Stored records
--*--

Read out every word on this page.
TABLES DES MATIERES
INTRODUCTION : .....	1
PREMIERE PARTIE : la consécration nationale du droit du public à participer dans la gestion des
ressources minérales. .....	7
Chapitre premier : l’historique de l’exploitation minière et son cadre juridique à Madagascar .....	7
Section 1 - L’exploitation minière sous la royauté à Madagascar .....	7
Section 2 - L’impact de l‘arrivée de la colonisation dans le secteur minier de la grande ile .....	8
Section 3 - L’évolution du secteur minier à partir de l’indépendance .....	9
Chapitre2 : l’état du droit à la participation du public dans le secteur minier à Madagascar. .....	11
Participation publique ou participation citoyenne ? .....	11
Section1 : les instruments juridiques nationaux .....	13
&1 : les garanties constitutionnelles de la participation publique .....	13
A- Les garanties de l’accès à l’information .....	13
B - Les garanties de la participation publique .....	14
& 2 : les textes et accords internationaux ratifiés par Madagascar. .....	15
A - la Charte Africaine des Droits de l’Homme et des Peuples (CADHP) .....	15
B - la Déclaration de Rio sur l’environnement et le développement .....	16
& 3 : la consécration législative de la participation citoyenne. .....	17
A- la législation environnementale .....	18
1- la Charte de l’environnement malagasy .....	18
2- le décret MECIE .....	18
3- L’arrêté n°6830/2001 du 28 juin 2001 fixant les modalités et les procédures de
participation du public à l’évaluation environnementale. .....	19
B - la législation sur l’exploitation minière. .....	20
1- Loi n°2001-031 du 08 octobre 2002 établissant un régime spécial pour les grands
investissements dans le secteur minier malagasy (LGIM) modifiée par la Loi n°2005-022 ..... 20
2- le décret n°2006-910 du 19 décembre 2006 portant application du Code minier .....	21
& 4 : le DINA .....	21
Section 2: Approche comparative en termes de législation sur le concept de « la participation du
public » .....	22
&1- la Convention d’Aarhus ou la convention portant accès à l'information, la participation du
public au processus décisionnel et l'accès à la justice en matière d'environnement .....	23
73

--*--

DIRECTION
Your task is to output the full set of records exactly as presented.

TASK RESULT
Read out every word on this page.
TABLES DES MATIERES
INTRODUCTION : .....	1
PREMIERE PARTIE : la consécration nationale du droit du public à participer dans la gestion des
ressources minérales. .....	7
Chapitre premier : l’historique de l’exploitation minière et son cadre juridique à Madagascar .....	7
Section 1 - L’exploitation minière sous la royauté à Madagascar .....	7
Section 2 - L’impact de l‘arrivée de la colonisation dans le secteur minier de la grande ile .....	8
Section 3 - L’évolution du secteur minier à partir de l’indépendance .....	9
Chapitre2 : l’état du droit à la participation du public dans le secteur minier à Madagascar. .....	11
Participation publique ou participation citoyenne ? .....	11
Section1 : les instruments juridiques nationaux .....	13
&1 : les garanties constitutionnelles de la participation publique .....	13
A- Les garanties de l’accès à l’information .....	13
B - Les garanties de la participation publique .....	14
& 2 : les textes et accords internationaux ratifiés par Madagascar. .....	15
A - la Charte Africaine des Droits de l’Homme et des Peuples (CADHP) .....	15
B - la Déclaration de Rio sur l’environnement et le développement .....	16
& 3 : la consécration législative de la participation citoyenne. .....	17
A- la législation environnementale .....	18
1- la Charte de l’environnement malagasy .....	18
2- le décret MECIE .....	18
3- L’arrêté n°6830/2001 du 28 juin 2001 fixant les modalités et les procédures de
participation du public à l’évaluation environnementale. .....	19
B - la législation sur l’exploitation minière. .....	20
1- Loi n°2001-031 du 08 octobre 2002 établissant un régime spécial pour les grands
investissements dans le secteur minier malagasy (LGIM) modifiée par la Loi n°2005-022 ..... 20
2- le décret n°2006-910 du 19 décembre 2006 portant application du Code minier .....	21
& 4 : le DINA .....	21
Section 2: Approche comparative en termes de législation sur le concept de « la participation du
public » .....	22
&1- la Convention d’Aarhus ou la convention portant accès à l'information, la participation du
public au processus décisionnel et l'accès à la justice en matière d'environnement .....	23
73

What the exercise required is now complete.